● Selected passage
:::

The Attempt at a Solution

[/B]
Can you tell me if this is correct please ?

Since $f - \ell = o_{+\infty}(1)$, and since $u: x \rightarrow 1$ is non-negative, piecewise continuous, and non-integrable on $[0,+\infty[$, then

$\int_0^x f(t) - \ell \ dt = o_{+\infty}(\int_0^x u(t) \ dt)$

which is the same as saying that $\int_0^x f(t) \ dt - x \ell = o_{+\infty}(x)$.

Multiplying left and right by $\frac{1}{x}$, I get that $\frac{1}{x}\ \int_0^x f(t) \ dt - \ell = o_{+\infty}(1)$ which proves that

$\frac{1}{x}\ \int_0^x f(t) \ dt \longrightarrow_{ x\rightarrow +\infty} \ell$.

Is this OK ?

 

[geoffrey159]

Never mind, I've had confirmation. Thanks !

 

[Mark44]

Homework Statement

Let $f$ be piecewise continuous from $[0,+\infty[$ into $V = \mathbb{R}$ or $\mathbb{C}$, such that $f(x) \longrightarrow_{ x\rightarrow +\infty} \ell$.

I think this is nicer notation: $\lim_{x \to \infty} f(x) = \ell$
My LaTeX script is ##\lim_{x \to \infty} f(x) = \ell##

Show that $\frac{1}{x}\ \int_0^x f(t) \ dt \longrightarrow_{ x\rightarrow +\infty} \ell$

Homework Equations

[/B]
Integration of asymptotic comparisons

The Attempt at a Solution

[/B]
Can you tell me if this is correct please ?

:::

● Given data
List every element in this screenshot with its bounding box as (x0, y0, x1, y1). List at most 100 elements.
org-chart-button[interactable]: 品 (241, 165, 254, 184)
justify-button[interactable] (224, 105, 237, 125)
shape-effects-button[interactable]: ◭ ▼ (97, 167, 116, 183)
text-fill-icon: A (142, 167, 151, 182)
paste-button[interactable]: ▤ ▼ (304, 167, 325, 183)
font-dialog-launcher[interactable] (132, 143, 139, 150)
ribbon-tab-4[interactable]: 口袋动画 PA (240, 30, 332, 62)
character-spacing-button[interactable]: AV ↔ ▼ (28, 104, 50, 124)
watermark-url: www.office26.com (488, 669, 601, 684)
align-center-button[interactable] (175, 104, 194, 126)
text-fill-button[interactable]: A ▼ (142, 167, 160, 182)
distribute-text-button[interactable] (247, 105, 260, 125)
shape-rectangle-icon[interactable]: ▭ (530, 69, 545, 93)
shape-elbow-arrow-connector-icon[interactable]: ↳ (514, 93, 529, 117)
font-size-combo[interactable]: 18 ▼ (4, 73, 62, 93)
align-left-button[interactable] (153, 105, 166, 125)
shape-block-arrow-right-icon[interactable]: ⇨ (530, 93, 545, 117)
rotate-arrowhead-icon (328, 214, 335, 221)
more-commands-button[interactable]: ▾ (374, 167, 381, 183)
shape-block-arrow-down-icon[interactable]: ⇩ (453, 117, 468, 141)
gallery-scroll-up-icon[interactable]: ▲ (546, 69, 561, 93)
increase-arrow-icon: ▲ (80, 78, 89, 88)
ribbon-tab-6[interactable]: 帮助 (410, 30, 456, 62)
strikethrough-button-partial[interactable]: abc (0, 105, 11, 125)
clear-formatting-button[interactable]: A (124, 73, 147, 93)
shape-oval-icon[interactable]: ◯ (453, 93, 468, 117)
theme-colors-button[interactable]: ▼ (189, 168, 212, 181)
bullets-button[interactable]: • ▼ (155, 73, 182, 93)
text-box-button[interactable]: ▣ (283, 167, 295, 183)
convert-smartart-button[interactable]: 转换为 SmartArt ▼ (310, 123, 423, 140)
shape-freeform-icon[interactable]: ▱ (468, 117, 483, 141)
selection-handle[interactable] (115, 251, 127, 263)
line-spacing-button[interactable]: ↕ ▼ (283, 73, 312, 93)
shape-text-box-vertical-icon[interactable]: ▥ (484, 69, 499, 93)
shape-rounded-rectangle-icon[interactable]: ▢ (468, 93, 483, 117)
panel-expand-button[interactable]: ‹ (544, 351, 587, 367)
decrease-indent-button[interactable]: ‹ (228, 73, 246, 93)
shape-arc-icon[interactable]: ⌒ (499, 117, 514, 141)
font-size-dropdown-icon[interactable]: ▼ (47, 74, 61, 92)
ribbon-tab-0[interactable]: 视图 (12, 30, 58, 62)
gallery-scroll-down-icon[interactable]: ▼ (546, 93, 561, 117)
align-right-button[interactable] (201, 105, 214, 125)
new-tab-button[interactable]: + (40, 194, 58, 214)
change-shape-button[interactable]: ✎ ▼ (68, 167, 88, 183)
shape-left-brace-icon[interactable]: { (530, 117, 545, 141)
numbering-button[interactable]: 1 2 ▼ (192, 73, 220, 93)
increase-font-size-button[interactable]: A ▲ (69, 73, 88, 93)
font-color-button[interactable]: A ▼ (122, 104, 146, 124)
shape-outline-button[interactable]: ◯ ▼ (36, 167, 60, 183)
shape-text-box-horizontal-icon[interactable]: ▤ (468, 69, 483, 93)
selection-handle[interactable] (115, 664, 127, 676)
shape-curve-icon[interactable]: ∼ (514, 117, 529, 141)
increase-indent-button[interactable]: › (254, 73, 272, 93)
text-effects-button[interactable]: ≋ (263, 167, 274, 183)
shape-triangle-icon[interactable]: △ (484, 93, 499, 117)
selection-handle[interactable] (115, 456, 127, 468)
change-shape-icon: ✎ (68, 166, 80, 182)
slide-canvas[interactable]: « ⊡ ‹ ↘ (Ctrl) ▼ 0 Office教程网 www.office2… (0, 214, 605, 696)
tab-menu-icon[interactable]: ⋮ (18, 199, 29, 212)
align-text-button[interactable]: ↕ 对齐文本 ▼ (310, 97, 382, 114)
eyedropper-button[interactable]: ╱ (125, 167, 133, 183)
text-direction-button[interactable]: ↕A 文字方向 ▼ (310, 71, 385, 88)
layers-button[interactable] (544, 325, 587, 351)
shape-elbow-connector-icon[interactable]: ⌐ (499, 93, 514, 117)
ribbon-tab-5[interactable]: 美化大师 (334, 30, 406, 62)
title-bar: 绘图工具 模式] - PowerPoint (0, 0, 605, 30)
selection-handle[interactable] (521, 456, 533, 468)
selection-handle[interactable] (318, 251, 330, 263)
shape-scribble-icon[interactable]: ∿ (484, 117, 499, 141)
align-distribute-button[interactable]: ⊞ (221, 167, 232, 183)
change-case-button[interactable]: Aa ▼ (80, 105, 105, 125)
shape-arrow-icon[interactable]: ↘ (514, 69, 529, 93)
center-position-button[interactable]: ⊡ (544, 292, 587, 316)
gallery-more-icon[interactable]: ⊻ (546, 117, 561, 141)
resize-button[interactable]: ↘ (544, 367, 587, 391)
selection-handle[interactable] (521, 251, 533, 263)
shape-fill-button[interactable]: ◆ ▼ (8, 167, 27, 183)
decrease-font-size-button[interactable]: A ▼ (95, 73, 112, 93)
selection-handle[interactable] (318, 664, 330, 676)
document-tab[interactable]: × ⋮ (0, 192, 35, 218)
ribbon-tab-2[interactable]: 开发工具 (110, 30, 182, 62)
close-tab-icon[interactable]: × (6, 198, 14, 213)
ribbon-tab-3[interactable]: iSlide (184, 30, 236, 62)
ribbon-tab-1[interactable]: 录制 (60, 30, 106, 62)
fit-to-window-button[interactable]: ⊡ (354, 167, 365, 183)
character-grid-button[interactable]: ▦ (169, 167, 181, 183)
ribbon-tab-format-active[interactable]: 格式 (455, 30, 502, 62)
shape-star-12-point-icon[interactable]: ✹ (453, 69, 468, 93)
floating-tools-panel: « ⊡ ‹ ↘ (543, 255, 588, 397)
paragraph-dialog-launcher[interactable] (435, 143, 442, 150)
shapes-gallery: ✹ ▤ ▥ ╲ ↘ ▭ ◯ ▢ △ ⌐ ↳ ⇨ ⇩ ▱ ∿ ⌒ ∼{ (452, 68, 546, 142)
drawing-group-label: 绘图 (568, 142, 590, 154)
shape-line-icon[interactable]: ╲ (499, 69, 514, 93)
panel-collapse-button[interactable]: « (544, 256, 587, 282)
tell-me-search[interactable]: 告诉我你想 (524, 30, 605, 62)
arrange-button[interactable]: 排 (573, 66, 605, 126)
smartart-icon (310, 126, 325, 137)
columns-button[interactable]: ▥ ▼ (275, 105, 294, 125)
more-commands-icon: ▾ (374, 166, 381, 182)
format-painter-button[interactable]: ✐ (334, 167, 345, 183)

:::

● What to work on
Summarize the thread above on the average of f over [0, x] in three sentences.

● Response area
A poster asks whether a proof is correct. The proof notes that f − ℓ is o(1) at +∞ and that the constant function 1 is non-negative, piecewise continuous, and non-integrable on [0, +∞[, concludes that the integral of f from 0 to x minus xℓ is o(x), and multiplies by 1/x to show that (1/x)∫₀ˣ f(t) dt tends to ℓ. geoffrey159 then says confirmation has been received, and Mark44 quotes the homework statement and suggests the notation lim_{x→∞} f(x) = ℓ as nicer.